▶ _Data for the task_
........

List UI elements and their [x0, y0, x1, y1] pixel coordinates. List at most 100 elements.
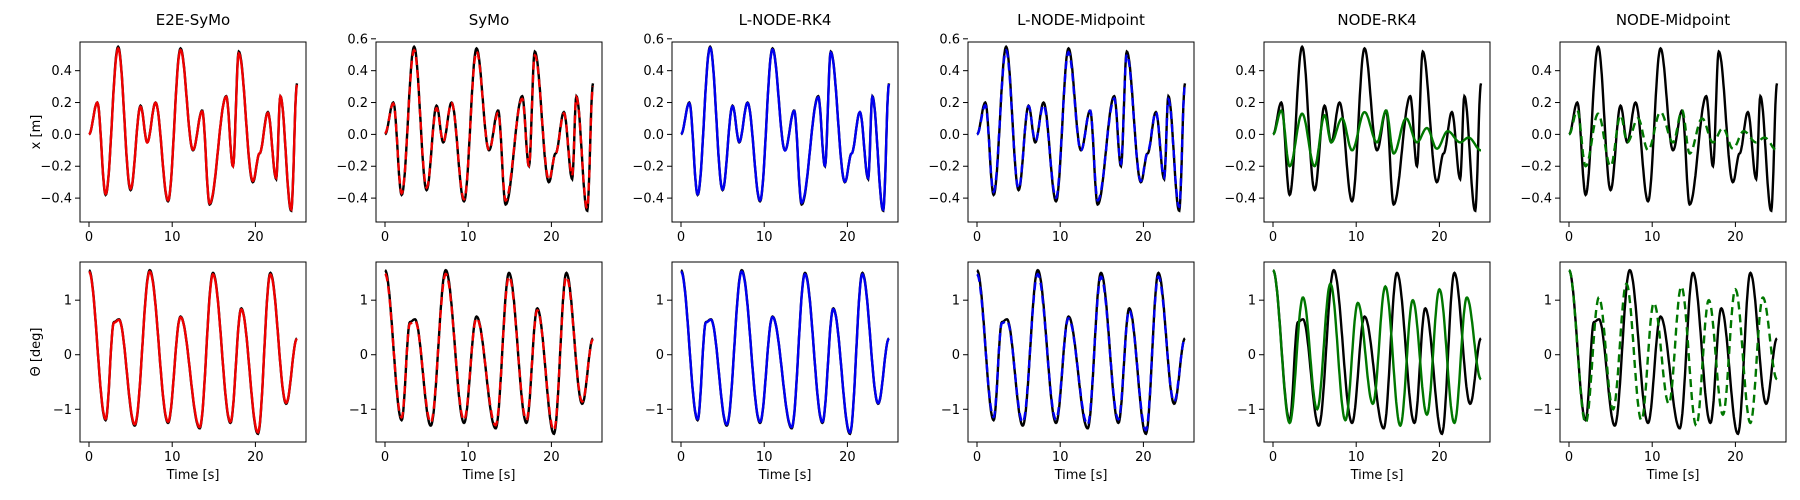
y-tick-label: 0 [360, 348, 368, 363]
y-tick-label: 0.6 [643, 32, 664, 47]
x-tick-label: 0 [1269, 450, 1277, 465]
y-tick-label: 0 [952, 348, 960, 363]
x-tick-label: 20 [1727, 230, 1744, 245]
x-tick-label: 20 [247, 450, 264, 465]
axes-r0-c5 [1559, 41, 1787, 223]
y-tick-label: 1 [1544, 294, 1552, 309]
axes-r0-c1 [375, 41, 603, 223]
y-tick-label: −0.4 [40, 192, 72, 207]
y-tick-label: 1 [1248, 294, 1256, 309]
series-prediction [384, 272, 594, 432]
y-tick-label: 0.2 [1531, 96, 1552, 111]
series-ground-truth [1568, 268, 1778, 436]
series-prediction [680, 270, 890, 434]
y-tick-label: 0.0 [1531, 128, 1552, 143]
x-tick-label: 0 [973, 230, 981, 245]
x-tick-label: 20 [543, 450, 560, 465]
y-tick-label: 0.0 [347, 128, 368, 143]
x-axis-label: Time [s] [1350, 468, 1404, 483]
x-tick-label: 20 [1431, 450, 1448, 465]
series-prediction [1272, 109, 1481, 168]
y-tick-label: −1 [645, 403, 664, 418]
axes-r1-c5 [1559, 261, 1787, 443]
subplot-title-4: NODE-RK4 [1337, 11, 1416, 29]
series-prediction [88, 270, 298, 434]
x-tick-label: 20 [839, 450, 856, 465]
y-axis-label: x [m] [29, 115, 44, 150]
subplot-title-3: L-NODE-Midpoint [1017, 11, 1145, 29]
x-tick-label: 0 [677, 230, 685, 245]
y-tick-label: 0.4 [643, 64, 664, 79]
x-axis-label: Time [s] [758, 468, 812, 483]
y-tick-label: 0.4 [1235, 64, 1256, 79]
axes-r1-c2 [671, 261, 899, 443]
x-tick-label: 0 [973, 450, 981, 465]
x-tick-label: 0 [85, 450, 93, 465]
series-prediction [976, 48, 1187, 209]
y-tick-label: −0.2 [40, 160, 72, 175]
x-tick-label: 20 [247, 230, 264, 245]
y-tick-label: 0.2 [643, 96, 664, 111]
x-tick-label: 10 [460, 450, 477, 465]
axes-r1-c1 [375, 261, 603, 443]
x-tick-label: 20 [839, 230, 856, 245]
series-ground-truth [384, 268, 594, 436]
y-tick-label: 0 [656, 348, 664, 363]
x-tick-label: 10 [164, 450, 181, 465]
series-ground-truth [1272, 268, 1482, 436]
x-axis-label: Time [s] [1646, 468, 1700, 483]
y-tick-label: −1 [1533, 403, 1552, 418]
x-tick-label: 10 [460, 230, 477, 245]
subplot-title-5: NODE-Midpoint [1616, 11, 1730, 29]
y-tick-label: 0.4 [347, 64, 368, 79]
x-tick-label: 0 [677, 450, 685, 465]
y-tick-label: 0.2 [347, 96, 368, 111]
x-tick-label: 10 [1348, 450, 1365, 465]
y-tick-label: −1 [1237, 403, 1256, 418]
x-axis-label: Time [s] [1054, 468, 1108, 483]
series-ground-truth [384, 44, 595, 213]
series-prediction [1568, 269, 1778, 428]
y-tick-label: −1 [53, 403, 72, 418]
subplot-title-0: E2E-SyMo [156, 11, 230, 29]
x-tick-label: 20 [543, 230, 560, 245]
series-ground-truth [1272, 44, 1483, 213]
y-tick-label: −0.2 [336, 160, 368, 175]
y-tick-label: 0.0 [939, 128, 960, 143]
x-tick-label: 0 [1565, 230, 1573, 245]
y-tick-label: −0.2 [1520, 160, 1552, 175]
y-tick-label: −0.2 [632, 160, 664, 175]
x-axis-label: Time [s] [462, 468, 516, 483]
x-tick-label: 20 [1135, 450, 1152, 465]
series-prediction [1568, 109, 1777, 168]
series-ground-truth [680, 268, 890, 436]
x-axis-label: Time [s] [166, 468, 220, 483]
series-ground-truth [88, 268, 298, 436]
series-ground-truth [1568, 44, 1779, 213]
y-tick-label: 0.6 [347, 32, 368, 47]
y-tick-label: 0 [1248, 348, 1256, 363]
y-tick-label: 1 [360, 294, 368, 309]
series-ground-truth [976, 44, 1187, 213]
series-prediction [1272, 269, 1482, 428]
axes-r1-c0 [79, 261, 307, 443]
x-tick-label: 20 [1431, 230, 1448, 245]
y-tick-label: 1 [64, 294, 72, 309]
series-prediction [976, 272, 1186, 432]
x-tick-label: 10 [1052, 230, 1069, 245]
y-tick-label: −0.2 [928, 160, 960, 175]
series-ground-truth [976, 268, 1186, 436]
y-tick-label: 0.2 [939, 96, 960, 111]
y-tick-label: −0.4 [1224, 192, 1256, 207]
axes-r0-c3 [967, 41, 1195, 223]
y-tick-label: −1 [941, 403, 960, 418]
y-tick-label: 1 [952, 294, 960, 309]
y-tick-label: 1 [656, 294, 664, 309]
y-tick-label: 0.6 [939, 32, 960, 47]
axes-r0-c4 [1263, 41, 1491, 223]
series-prediction [88, 46, 299, 212]
y-tick-label: −0.2 [1224, 160, 1256, 175]
x-tick-label: 10 [164, 230, 181, 245]
subplot-title-2: L-NODE-RK4 [739, 11, 832, 29]
y-axis-label: Θ [deg] [29, 327, 44, 376]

........

▶ _Given request_
Reproduce every row above with "series-prediction" substituted by "series-model-output", keeping everything else unchanged. Leave out the pictures.

▶ _Exercise result_
List UI elements and their [x0, y0, x1, y1] pixel coordinates. List at most 100 elements.
y-tick-label: 0 [360, 348, 368, 363]
y-tick-label: 0.6 [643, 32, 664, 47]
x-tick-label: 0 [1269, 450, 1277, 465]
y-tick-label: 0 [952, 348, 960, 363]
x-tick-label: 20 [1727, 230, 1744, 245]
x-tick-label: 20 [247, 450, 264, 465]
axes-r0-c5 [1559, 41, 1787, 223]
y-tick-label: 1 [1544, 294, 1552, 309]
axes-r0-c1 [375, 41, 603, 223]
y-tick-label: −0.4 [40, 192, 72, 207]
y-tick-label: 1 [1248, 294, 1256, 309]
series-model-output [384, 272, 594, 432]
y-tick-label: 0.2 [1531, 96, 1552, 111]
series-ground-truth [1568, 268, 1778, 436]
series-model-output [680, 270, 890, 434]
y-tick-label: 0.0 [1531, 128, 1552, 143]
x-tick-label: 0 [973, 230, 981, 245]
x-tick-label: 20 [543, 450, 560, 465]
y-tick-label: 0.0 [347, 128, 368, 143]
x-axis-label: Time [s] [1350, 468, 1404, 483]
x-tick-label: 20 [1431, 450, 1448, 465]
series-model-output [1272, 109, 1481, 168]
y-tick-label: −1 [645, 403, 664, 418]
axes-r1-c5 [1559, 261, 1787, 443]
subplot-title-4: NODE-RK4 [1337, 11, 1416, 29]
series-model-output [88, 270, 298, 434]
x-tick-label: 20 [839, 450, 856, 465]
y-axis-label: x [m] [29, 115, 44, 150]
subplot-title-3: L-NODE-Midpoint [1017, 11, 1145, 29]
x-tick-label: 0 [677, 230, 685, 245]
y-tick-label: 0.4 [643, 64, 664, 79]
x-axis-label: Time [s] [758, 468, 812, 483]
y-tick-label: 0.4 [1235, 64, 1256, 79]
axes-r1-c2 [671, 261, 899, 443]
x-tick-label: 0 [973, 450, 981, 465]
x-tick-label: 0 [85, 450, 93, 465]
series-model-output [976, 48, 1187, 209]
y-tick-label: −0.2 [40, 160, 72, 175]
x-tick-label: 20 [247, 230, 264, 245]
y-tick-label: 0.2 [643, 96, 664, 111]
x-tick-label: 10 [460, 450, 477, 465]
axes-r1-c1 [375, 261, 603, 443]
x-tick-label: 20 [839, 230, 856, 245]
series-ground-truth [384, 268, 594, 436]
y-tick-label: 0 [656, 348, 664, 363]
x-tick-label: 10 [164, 450, 181, 465]
series-ground-truth [1272, 268, 1482, 436]
x-axis-label: Time [s] [1646, 468, 1700, 483]
y-tick-label: −1 [1533, 403, 1552, 418]
x-tick-label: 10 [460, 230, 477, 245]
subplot-title-5: NODE-Midpoint [1616, 11, 1730, 29]
y-tick-label: 0.4 [347, 64, 368, 79]
x-tick-label: 0 [677, 450, 685, 465]
y-tick-label: 0.2 [347, 96, 368, 111]
x-tick-label: 10 [1348, 450, 1365, 465]
y-tick-label: −1 [1237, 403, 1256, 418]
x-axis-label: Time [s] [1054, 468, 1108, 483]
series-ground-truth [384, 44, 595, 213]
series-model-output [1568, 269, 1778, 428]
y-tick-label: −1 [53, 403, 72, 418]
subplot-title-0: E2E-SyMo [156, 11, 230, 29]
x-tick-label: 20 [543, 230, 560, 245]
series-ground-truth [1272, 44, 1483, 213]
y-tick-label: −0.2 [336, 160, 368, 175]
y-tick-label: 0.0 [939, 128, 960, 143]
x-tick-label: 0 [1565, 230, 1573, 245]
y-tick-label: −0.2 [1520, 160, 1552, 175]
y-tick-label: −0.2 [632, 160, 664, 175]
x-axis-label: Time [s] [462, 468, 516, 483]
x-tick-label: 20 [1135, 450, 1152, 465]
series-model-output [1568, 109, 1777, 168]
series-ground-truth [680, 268, 890, 436]
x-axis-label: Time [s] [166, 468, 220, 483]
series-ground-truth [88, 268, 298, 436]
series-ground-truth [1568, 44, 1779, 213]
y-tick-label: 0.6 [347, 32, 368, 47]
y-tick-label: 0 [1248, 348, 1256, 363]
y-tick-label: 1 [360, 294, 368, 309]
series-ground-truth [976, 44, 1187, 213]
series-model-output [1272, 269, 1482, 428]
axes-r1-c0 [79, 261, 307, 443]
x-tick-label: 20 [1431, 230, 1448, 245]
y-tick-label: 1 [64, 294, 72, 309]
series-model-output [976, 272, 1186, 432]
x-tick-label: 10 [1052, 230, 1069, 245]
y-tick-label: −0.2 [928, 160, 960, 175]
series-ground-truth [976, 268, 1186, 436]
y-tick-label: 0.2 [939, 96, 960, 111]
y-tick-label: −0.4 [1224, 192, 1256, 207]
axes-r0-c3 [967, 41, 1195, 223]
y-tick-label: −1 [941, 403, 960, 418]
y-tick-label: 1 [952, 294, 960, 309]
y-tick-label: 1 [656, 294, 664, 309]
y-tick-label: 0.6 [939, 32, 960, 47]
axes-r0-c4 [1263, 41, 1491, 223]
series-model-output [88, 46, 299, 212]
y-tick-label: −0.2 [1224, 160, 1256, 175]
x-tick-label: 10 [164, 230, 181, 245]
subplot-title-2: L-NODE-RK4 [739, 11, 832, 29]
y-axis-label: Θ [deg] [29, 327, 44, 376]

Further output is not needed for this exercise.